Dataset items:
============================================================

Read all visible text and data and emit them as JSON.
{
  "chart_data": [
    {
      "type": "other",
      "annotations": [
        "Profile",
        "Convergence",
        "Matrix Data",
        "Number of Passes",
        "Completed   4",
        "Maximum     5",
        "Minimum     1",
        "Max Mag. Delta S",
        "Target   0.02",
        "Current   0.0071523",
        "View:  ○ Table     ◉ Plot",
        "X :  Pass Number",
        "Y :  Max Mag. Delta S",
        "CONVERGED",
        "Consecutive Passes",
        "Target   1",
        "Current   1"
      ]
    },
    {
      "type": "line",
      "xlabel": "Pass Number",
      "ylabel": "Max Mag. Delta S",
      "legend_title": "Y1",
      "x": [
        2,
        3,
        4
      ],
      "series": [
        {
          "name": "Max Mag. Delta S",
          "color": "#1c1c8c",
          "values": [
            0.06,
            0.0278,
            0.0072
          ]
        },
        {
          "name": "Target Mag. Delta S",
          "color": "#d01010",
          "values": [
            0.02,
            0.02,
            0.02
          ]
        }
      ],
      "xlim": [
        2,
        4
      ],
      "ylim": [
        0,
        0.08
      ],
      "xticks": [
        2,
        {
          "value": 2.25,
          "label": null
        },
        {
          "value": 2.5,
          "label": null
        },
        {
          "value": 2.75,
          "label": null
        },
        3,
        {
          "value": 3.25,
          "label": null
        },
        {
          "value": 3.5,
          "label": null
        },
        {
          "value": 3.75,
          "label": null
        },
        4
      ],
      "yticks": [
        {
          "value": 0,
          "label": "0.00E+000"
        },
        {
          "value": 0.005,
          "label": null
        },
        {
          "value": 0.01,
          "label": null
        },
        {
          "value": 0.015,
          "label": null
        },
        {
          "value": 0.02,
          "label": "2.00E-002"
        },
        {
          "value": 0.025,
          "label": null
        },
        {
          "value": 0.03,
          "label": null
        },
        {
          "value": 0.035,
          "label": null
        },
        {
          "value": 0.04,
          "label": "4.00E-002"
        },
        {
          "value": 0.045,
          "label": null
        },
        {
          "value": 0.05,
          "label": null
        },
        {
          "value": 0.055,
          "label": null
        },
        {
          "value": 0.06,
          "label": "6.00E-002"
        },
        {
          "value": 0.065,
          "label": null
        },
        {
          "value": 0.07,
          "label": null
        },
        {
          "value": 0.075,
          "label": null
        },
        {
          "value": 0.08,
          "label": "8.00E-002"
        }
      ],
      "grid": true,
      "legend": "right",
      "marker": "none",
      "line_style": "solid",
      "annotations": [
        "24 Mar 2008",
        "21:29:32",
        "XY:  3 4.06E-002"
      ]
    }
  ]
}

============================================================

Transcribe every entry verbatim.

* WRITTEN SOLUTION *
Read all visible text and data and emit them as JSON.
{
  "chart_data": [
    {
      "type": "other",
      "annotations": [
        "Profile",
        "Convergence",
        "Matrix Data",
        "Number of Passes",
        "Completed   4",
        "Maximum     5",
        "Minimum     1",
        "Max Mag. Delta S",
        "Target   0.02",
        "Current   0.0071523",
        "View:  ○ Table     ◉ Plot",
        "X :  Pass Number",
        "Y :  Max Mag. Delta S",
        "CONVERGED",
        "Consecutive Passes",
        "Target   1",
        "Current   1"
      ]
    },
    {
      "type": "line",
      "xlabel": "Pass Number",
      "ylabel": "Max Mag. Delta S",
      "legend_title": "Y1",
      "x": [
        2,
        3,
        4
      ],
      "series": [
        {
          "name": "Max Mag. Delta S",
          "color": "#1c1c8c",
          "values": [
            0.06,
            0.0278,
            0.0072
          ]
        },
        {
          "name": "Target Mag. Delta S",
          "color": "#d01010",
          "values": [
            0.02,
            0.02,
            0.02
          ]
        }
      ],
      "xlim": [
        2,
        4
      ],
      "ylim": [
        0,
        0.08
      ],
      "xticks": [
        2,
        {
          "value": 2.25,
          "label": null
        },
        {
          "value": 2.5,
          "label": null
        },
        {
          "value": 2.75,
          "label": null
        },
        3,
        {
          "value": 3.25,
          "label": null
        },
        {
          "value": 3.5,
          "label": null
        },
        {
          "value": 3.75,
          "label": null
        },
        4
      ],
      "yticks": [
        {
          "value": 0,
          "label": "0.00E+000"
        },
        {
          "value": 0.005,
          "label": null
        },
        {
          "value": 0.01,
          "label": null
        },
        {
          "value": 0.015,
          "label": null
        },
        {
          "value": 0.02,
          "label": "2.00E-002"
        },
        {
          "value": 0.025,
          "label": null
        },
        {
          "value": 0.03,
          "label": null
        },
        {
          "value": 0.035,
          "label": null
        },
        {
          "value": 0.04,
          "label": "4.00E-002"
        },
        {
          "value": 0.045,
          "label": null
        },
        {
          "value": 0.05,
          "label": null
        },
        {
          "value": 0.055,
          "label": null
        },
        {
          "value": 0.06,
          "label": "6.00E-002"
        },
        {
          "value": 0.065,
          "label": null
        },
        {
          "value": 0.07,
          "label": null
        },
        {
          "value": 0.075,
          "label": null
        },
        {
          "value": 0.08,
          "label": "8.00E-002"
        }
      ],
      "grid": true,
      "legend": "right",
      "marker": "none",
      "line_style": "solid",
      "annotations": [
        "24 Mar 2008",
        "21:29:32",
        "XY:  3 4.06E-002"
      ]
    }
  ]
}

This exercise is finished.